Goal.
All of the material below is to be restated word for word, apart from the pictures.

Raw data.
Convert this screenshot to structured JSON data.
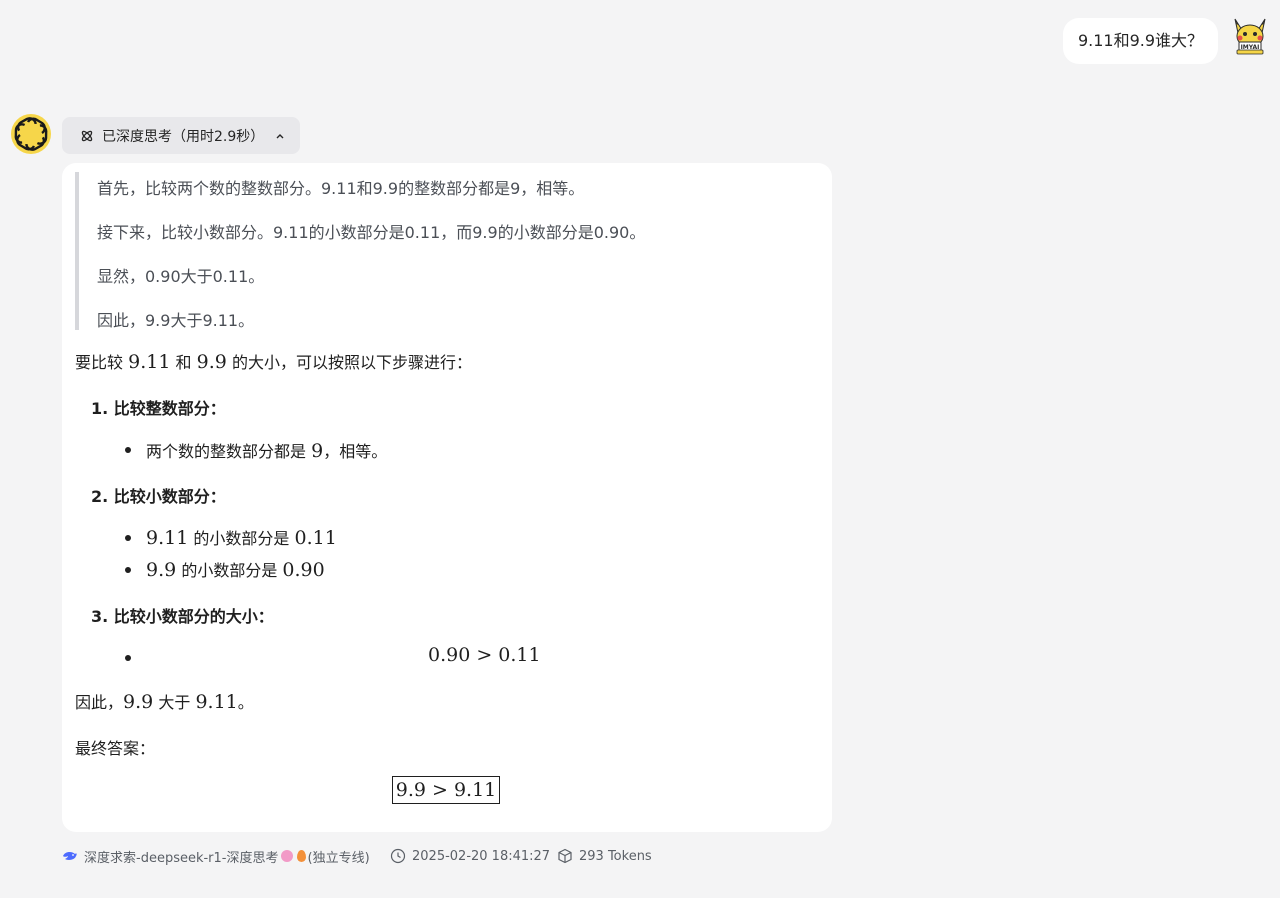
{
  "user_message": {
    "text": "9.11和9.9谁大？",
    "avatar_label": "IMYAI"
  },
  "thinking": {
    "label": "已深度思考（用时2.9秒）",
    "expanded": true,
    "lines": [
      "首先，比较两个数的整数部分。9.11和9.9的整数部分都是9，相等。",
      "接下来，比较小数部分。9.11的小数部分是0.11，而9.9的小数部分是0.90。",
      "显然，0.90大于0.11。",
      "因此，9.9大于9.11。"
    ]
  },
  "answer": {
    "intro": {
      "pre": "要比较",
      "a": "9.11",
      "mid": "和",
      "b": "9.9",
      "post": "的大小，可以按照以下步骤进行："
    },
    "step1": {
      "title": "1. 比较整数部分：",
      "bullet_pre": "两个数的整数部分都是",
      "bullet_num": "9",
      "bullet_post": "，相等。"
    },
    "step2": {
      "title": "2. 比较小数部分：",
      "b1_num": "9.11",
      "b1_text": "的小数部分是",
      "b1_val": "0.11",
      "b2_num": "9.9",
      "b2_text": "的小数部分是",
      "b2_val": "0.90"
    },
    "step3": {
      "title": "3. 比较小数部分的大小：",
      "formula": "0.90 > 0.11"
    },
    "conclusion": {
      "pre": "因此，",
      "a": "9.9",
      "mid": "大于",
      "b": "9.11",
      "post": "。"
    },
    "final_label": "最终答案：",
    "final_boxed": "9.9 > 9.11"
  },
  "footer": {
    "model": "深度求索-deepseek-r1-深度思考",
    "model_suffix": "(独立专线)",
    "timestamp": "2025-02-20 18:41:27",
    "tokens": "293 Tokens"
  },
  "colors": {
    "page_bg": "#f4f4f5",
    "card_bg": "#ffffff",
    "toggle_bg": "#e8e8eb",
    "avatar_yellow": "#f5d547",
    "accent_blue": "#4d6bfe"
  }
}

Solved exercise.
Convert this screenshot to structured JSON data.
{
  "user_message": {
    "text": "9.11和9.9谁大？",
    "avatar_label": "IMYAI"
  },
  "thinking": {
    "label": "已深度思考（用时2.9秒）",
    "expanded": true,
    "lines": [
      "首先，比较两个数的整数部分。9.11和9.9的整数部分都是9，相等。",
      "接下来，比较小数部分。9.11的小数部分是0.11，而9.9的小数部分是0.90。",
      "显然，0.90大于0.11。",
      "因此，9.9大于9.11。"
    ]
  },
  "answer": {
    "intro": {
      "pre": "要比较",
      "a": "9.11",
      "mid": "和",
      "b": "9.9",
      "post": "的大小，可以按照以下步骤进行："
    },
    "step1": {
      "title": "1. 比较整数部分：",
      "bullet_pre": "两个数的整数部分都是",
      "bullet_num": "9",
      "bullet_post": "，相等。"
    },
    "step2": {
      "title": "2. 比较小数部分：",
      "b1_num": "9.11",
      "b1_text": "的小数部分是",
      "b1_val": "0.11",
      "b2_num": "9.9",
      "b2_text": "的小数部分是",
      "b2_val": "0.90"
    },
    "step3": {
      "title": "3. 比较小数部分的大小：",
      "formula": "0.90 > 0.11"
    },
    "conclusion": {
      "pre": "因此，",
      "a": "9.9",
      "mid": "大于",
      "b": "9.11",
      "post": "。"
    },
    "final_label": "最终答案：",
    "final_boxed": "9.9 > 9.11"
  },
  "footer": {
    "model": "深度求索-deepseek-r1-深度思考",
    "model_suffix": "(独立专线)",
    "timestamp": "2025-02-20 18:41:27",
    "tokens": "293 Tokens"
  },
  "colors": {
    "page_bg": "#f4f4f5",
    "card_bg": "#ffffff",
    "toggle_bg": "#e8e8eb",
    "avatar_yellow": "#f5d547",
    "accent_blue": "#4d6bfe"
  }
}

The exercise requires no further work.